** Start **

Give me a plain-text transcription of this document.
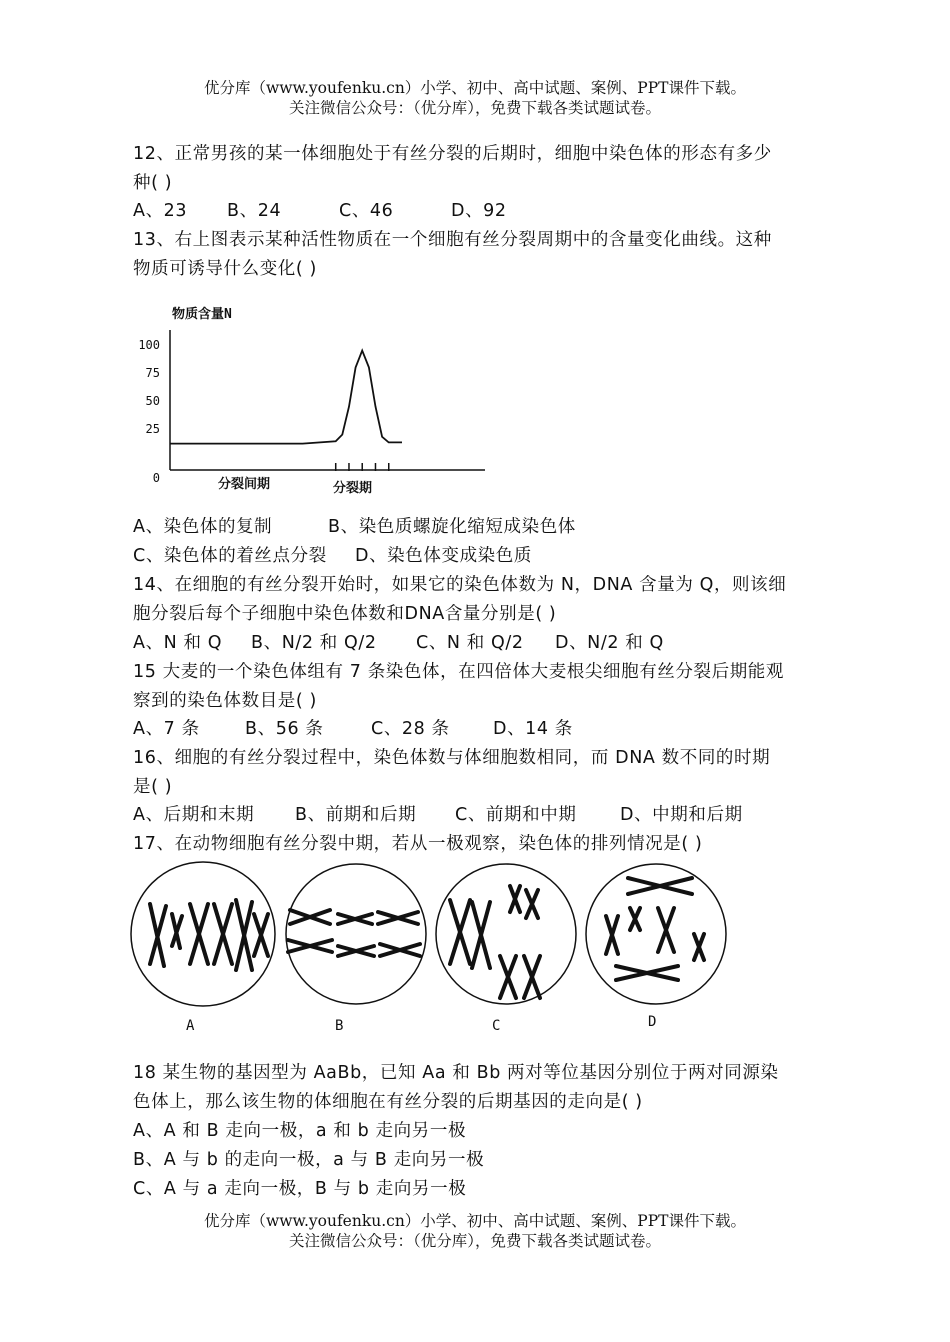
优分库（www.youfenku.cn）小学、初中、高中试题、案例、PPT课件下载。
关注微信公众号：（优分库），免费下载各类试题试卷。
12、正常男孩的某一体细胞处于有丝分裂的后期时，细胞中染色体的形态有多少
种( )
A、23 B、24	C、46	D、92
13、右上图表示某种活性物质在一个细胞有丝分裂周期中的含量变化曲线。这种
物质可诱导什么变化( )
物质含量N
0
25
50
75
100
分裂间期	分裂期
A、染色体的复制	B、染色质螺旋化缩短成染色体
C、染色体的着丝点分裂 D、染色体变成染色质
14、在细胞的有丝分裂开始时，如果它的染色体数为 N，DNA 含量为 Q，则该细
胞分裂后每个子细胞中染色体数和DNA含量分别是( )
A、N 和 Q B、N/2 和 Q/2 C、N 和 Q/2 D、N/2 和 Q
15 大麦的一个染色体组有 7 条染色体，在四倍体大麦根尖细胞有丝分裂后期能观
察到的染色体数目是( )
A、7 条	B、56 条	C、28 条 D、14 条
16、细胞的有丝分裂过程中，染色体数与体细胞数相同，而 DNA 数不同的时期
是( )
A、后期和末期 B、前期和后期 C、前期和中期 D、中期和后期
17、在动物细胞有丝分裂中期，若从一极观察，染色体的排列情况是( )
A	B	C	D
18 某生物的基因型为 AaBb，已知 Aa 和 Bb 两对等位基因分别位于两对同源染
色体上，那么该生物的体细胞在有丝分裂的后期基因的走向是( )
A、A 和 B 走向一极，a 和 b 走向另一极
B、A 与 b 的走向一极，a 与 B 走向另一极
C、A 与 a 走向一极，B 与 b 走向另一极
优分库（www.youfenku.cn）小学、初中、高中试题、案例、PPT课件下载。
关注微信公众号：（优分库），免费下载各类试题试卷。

** End **

* _What the exercise asks_: Pictures stay out; reproduce every line of the records exactly.

* _Task output_:
Give me a plain-text transcription of this document.
优分库（www.youfenku.cn）小学、初中、高中试题、案例、PPT课件下载。
关注微信公众号：（优分库），免费下载各类试题试卷。
12、正常男孩的某一体细胞处于有丝分裂的后期时，细胞中染色体的形态有多少
种( )
A、23 B、24	C、46	D、92
13、右上图表示某种活性物质在一个细胞有丝分裂周期中的含量变化曲线。这种
物质可诱导什么变化( )
物质含量N
0
25
50
75
100
分裂间期	分裂期
A、染色体的复制	B、染色质螺旋化缩短成染色体
C、染色体的着丝点分裂 D、染色体变成染色质
14、在细胞的有丝分裂开始时，如果它的染色体数为 N，DNA 含量为 Q，则该细
胞分裂后每个子细胞中染色体数和DNA含量分别是( )
A、N 和 Q B、N/2 和 Q/2 C、N 和 Q/2 D、N/2 和 Q
15 大麦的一个染色体组有 7 条染色体，在四倍体大麦根尖细胞有丝分裂后期能观
察到的染色体数目是( )
A、7 条	B、56 条	C、28 条 D、14 条
16、细胞的有丝分裂过程中，染色体数与体细胞数相同，而 DNA 数不同的时期
是( )
A、后期和末期 B、前期和后期 C、前期和中期 D、中期和后期
17、在动物细胞有丝分裂中期，若从一极观察，染色体的排列情况是( )
A	B	C	D
18 某生物的基因型为 AaBb，已知 Aa 和 Bb 两对等位基因分别位于两对同源染
色体上，那么该生物的体细胞在有丝分裂的后期基因的走向是( )
A、A 和 B 走向一极，a 和 b 走向另一极
B、A 与 b 的走向一极，a 与 B 走向另一极
C、A 与 a 走向一极，B 与 b 走向另一极
优分库（www.youfenku.cn）小学、初中、高中试题、案例、PPT课件下载。
关注微信公众号：（优分库），免费下载各类试题试卷。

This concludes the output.